┌────────
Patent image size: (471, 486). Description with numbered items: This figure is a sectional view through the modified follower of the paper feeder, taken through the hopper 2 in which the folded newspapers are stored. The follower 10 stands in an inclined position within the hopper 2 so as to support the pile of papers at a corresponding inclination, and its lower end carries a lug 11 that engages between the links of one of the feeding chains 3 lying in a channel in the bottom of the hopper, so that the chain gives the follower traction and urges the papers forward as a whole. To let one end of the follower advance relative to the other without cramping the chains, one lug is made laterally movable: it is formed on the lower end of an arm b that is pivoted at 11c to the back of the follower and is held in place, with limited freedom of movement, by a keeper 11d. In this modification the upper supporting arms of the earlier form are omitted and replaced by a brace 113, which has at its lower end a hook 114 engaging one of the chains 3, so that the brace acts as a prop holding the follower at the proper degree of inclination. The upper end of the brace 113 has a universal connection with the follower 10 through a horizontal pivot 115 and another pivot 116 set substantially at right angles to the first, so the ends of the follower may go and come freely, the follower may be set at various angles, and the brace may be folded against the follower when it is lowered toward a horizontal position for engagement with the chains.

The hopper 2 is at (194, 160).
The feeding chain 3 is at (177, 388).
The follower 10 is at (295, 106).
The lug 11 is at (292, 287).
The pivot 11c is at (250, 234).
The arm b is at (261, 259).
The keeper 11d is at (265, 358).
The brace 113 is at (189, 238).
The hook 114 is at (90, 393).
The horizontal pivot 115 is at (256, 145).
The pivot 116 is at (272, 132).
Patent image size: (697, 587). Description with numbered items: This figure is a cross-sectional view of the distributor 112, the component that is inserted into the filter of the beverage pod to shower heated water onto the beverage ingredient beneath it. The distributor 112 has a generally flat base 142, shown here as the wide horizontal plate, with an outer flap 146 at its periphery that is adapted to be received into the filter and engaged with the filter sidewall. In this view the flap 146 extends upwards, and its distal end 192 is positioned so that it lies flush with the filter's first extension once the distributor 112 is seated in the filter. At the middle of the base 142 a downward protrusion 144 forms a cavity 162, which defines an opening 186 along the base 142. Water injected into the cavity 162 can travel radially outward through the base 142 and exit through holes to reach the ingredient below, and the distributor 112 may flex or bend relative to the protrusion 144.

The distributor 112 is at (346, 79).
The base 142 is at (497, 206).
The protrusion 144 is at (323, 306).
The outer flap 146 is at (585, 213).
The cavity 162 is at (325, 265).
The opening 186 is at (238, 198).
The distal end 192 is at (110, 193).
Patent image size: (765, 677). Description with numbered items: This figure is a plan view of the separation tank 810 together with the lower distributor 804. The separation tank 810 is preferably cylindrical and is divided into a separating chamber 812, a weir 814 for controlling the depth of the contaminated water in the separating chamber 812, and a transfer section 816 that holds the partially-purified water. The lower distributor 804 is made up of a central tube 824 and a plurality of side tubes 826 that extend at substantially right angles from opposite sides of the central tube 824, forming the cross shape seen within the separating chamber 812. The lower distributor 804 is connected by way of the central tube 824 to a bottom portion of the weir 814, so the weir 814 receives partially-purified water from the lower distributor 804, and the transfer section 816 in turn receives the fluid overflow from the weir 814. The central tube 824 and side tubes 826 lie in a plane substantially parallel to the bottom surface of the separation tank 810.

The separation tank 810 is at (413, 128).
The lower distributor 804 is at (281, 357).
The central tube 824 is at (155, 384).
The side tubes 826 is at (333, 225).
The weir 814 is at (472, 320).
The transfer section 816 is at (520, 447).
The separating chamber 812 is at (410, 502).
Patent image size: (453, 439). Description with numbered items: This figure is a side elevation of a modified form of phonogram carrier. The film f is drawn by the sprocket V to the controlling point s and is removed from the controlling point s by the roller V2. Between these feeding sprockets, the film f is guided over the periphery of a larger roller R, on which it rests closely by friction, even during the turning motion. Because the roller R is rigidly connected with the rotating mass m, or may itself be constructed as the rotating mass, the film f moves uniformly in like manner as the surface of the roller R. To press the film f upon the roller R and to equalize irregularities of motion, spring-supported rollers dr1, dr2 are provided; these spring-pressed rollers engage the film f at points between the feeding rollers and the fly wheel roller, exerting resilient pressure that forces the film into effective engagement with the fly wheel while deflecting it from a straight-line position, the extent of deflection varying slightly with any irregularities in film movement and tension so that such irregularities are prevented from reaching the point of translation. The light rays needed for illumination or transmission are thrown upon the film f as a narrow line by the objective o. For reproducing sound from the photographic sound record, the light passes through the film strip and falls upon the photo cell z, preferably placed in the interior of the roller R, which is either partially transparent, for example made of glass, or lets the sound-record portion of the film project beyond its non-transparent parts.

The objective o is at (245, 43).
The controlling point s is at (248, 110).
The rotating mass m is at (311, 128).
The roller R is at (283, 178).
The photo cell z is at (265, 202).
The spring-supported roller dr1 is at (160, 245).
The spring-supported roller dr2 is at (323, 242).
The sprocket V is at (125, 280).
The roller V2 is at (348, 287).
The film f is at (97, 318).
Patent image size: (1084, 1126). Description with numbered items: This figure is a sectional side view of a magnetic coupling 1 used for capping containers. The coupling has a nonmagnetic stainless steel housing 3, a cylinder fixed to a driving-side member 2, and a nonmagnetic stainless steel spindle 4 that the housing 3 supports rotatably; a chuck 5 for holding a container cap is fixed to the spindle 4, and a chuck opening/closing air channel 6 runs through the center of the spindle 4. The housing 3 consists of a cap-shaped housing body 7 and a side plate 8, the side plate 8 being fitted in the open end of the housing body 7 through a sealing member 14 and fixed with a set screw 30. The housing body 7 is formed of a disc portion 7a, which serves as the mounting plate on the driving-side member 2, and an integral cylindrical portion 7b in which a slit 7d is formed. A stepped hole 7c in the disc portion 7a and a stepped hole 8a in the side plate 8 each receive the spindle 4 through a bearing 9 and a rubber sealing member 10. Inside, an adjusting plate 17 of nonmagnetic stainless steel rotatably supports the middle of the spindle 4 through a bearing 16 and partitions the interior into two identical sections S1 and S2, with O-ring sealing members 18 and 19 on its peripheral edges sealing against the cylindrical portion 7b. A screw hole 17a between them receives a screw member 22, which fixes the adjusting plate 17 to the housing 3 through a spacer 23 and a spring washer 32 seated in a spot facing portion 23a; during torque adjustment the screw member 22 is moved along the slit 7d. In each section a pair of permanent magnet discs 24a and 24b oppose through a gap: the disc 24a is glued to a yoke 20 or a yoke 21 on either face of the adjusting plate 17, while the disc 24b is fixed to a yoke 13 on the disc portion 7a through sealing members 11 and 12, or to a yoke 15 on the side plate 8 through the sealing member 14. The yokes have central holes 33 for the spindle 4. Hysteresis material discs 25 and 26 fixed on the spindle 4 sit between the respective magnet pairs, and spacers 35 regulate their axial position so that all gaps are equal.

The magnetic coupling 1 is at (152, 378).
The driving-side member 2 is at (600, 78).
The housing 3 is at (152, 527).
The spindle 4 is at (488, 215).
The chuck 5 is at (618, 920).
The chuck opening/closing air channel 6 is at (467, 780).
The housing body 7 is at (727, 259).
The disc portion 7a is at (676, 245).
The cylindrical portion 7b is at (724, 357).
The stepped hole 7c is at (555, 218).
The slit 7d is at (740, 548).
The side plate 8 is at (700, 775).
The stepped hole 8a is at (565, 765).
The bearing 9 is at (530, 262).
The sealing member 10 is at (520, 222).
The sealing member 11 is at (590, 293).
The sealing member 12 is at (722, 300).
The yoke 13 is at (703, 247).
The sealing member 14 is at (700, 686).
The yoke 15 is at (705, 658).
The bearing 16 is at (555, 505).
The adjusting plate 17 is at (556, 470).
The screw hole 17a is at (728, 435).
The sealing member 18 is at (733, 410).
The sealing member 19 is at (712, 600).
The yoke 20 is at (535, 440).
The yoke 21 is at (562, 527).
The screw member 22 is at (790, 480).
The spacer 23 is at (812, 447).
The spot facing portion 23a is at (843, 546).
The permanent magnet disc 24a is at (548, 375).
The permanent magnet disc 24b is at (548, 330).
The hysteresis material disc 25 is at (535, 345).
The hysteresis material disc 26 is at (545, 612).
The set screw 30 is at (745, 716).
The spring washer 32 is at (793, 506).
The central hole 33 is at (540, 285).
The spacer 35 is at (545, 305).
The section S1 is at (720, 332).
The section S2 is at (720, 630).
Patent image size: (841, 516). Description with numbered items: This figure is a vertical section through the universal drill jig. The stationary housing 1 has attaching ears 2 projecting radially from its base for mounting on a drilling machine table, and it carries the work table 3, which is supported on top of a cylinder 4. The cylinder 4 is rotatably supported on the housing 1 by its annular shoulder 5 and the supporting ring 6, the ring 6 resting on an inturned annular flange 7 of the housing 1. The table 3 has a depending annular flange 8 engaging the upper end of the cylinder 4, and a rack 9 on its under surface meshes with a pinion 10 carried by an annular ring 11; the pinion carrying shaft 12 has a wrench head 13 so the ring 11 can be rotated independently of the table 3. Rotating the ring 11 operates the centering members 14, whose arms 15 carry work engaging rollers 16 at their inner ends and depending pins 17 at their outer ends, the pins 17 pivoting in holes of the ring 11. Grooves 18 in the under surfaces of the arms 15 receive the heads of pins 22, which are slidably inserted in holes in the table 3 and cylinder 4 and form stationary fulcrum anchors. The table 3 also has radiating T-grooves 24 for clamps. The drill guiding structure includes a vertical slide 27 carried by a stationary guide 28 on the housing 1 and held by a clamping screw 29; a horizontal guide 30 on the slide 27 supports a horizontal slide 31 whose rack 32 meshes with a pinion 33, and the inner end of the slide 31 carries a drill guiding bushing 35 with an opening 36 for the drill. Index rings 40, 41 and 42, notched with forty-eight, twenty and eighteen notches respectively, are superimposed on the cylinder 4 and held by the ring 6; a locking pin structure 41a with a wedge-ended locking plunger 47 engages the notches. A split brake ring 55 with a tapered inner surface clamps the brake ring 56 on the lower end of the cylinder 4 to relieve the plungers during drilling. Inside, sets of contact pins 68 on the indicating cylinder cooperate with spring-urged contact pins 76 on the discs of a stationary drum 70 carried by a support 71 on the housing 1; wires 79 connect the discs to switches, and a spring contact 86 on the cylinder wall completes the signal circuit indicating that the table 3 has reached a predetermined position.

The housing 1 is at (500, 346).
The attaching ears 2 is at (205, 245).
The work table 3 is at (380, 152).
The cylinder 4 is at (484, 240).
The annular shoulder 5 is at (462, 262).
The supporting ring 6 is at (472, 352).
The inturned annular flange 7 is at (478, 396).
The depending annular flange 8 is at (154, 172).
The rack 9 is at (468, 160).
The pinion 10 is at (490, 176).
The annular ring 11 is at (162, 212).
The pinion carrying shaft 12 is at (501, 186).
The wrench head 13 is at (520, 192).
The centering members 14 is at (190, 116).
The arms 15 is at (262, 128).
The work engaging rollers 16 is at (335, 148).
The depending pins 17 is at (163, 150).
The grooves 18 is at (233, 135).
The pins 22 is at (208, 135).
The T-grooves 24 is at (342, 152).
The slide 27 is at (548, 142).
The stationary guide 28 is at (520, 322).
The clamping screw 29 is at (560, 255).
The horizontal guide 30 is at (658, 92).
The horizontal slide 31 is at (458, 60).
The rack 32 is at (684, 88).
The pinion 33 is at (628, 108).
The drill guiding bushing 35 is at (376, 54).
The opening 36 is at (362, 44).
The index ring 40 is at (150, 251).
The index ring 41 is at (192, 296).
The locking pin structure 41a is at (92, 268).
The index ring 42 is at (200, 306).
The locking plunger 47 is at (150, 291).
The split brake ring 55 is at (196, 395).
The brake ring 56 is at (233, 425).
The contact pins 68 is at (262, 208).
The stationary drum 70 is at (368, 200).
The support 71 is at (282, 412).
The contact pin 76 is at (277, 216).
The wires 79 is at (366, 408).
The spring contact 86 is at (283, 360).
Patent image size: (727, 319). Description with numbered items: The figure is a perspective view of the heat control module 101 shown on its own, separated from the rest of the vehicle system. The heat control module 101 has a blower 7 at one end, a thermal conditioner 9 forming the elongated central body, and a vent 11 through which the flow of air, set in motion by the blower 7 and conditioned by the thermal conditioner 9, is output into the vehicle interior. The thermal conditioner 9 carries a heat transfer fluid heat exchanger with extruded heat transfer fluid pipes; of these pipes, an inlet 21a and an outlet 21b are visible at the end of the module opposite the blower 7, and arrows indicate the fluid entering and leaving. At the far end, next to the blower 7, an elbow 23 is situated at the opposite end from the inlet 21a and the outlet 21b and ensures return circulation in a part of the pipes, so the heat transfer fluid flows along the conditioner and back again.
└────────
■ Exercise details
Render the records from the line with "Patent image size: (765, 677)." up to and including the line with "The separating chamber 812 is at (410, 502)." as a Markdown table with the columns n and Line, numbering each row and leaving out blank lines.

■ Answer to the problem
| n | Line |
|---|---|
| 1 | Patent image size: (765, 677). Description with numbered items: This figure is a plan view of the separation tank 810 together with the lower distributor 804. The separation tank 810 is preferably cylindrical and is divided into a separating chamber 812, a weir 814 for controlling the depth of the contaminated water in the separating chamber 812, and a transfer section 816 that holds the partially-purified water. The lower distributor 804 is made up of a central tube 824 and a plurality of side tubes 826 that extend at substantially right angles from opposite sides of the central tube 824, forming the cross shape seen within the separating chamber 812. The lower distributor 804 is connected by way of the central tube 824 to a bottom portion of the weir 814, so the weir 814 receives partially-purified water from the lower distributor 804, and the transfer section 816 in turn receives the fluid overflow from the weir 814. The central tube 824 and side tubes 826 lie in a plane substantially parallel to the bottom surface of the separation tank 810. |
| 2 | The separation tank 810 is at (413, 128). |
| 3 | The lower distributor 804 is at (281, 357). |
| 4 | The central tube 824 is at (155, 384). |
| 5 | The side tubes 826 is at (333, 225). |
| 6 | The weir 814 is at (472, 320). |
| 7 | The transfer section 816 is at (520, 447). |
| 8 | The separating chamber 812 is at (410, 502). |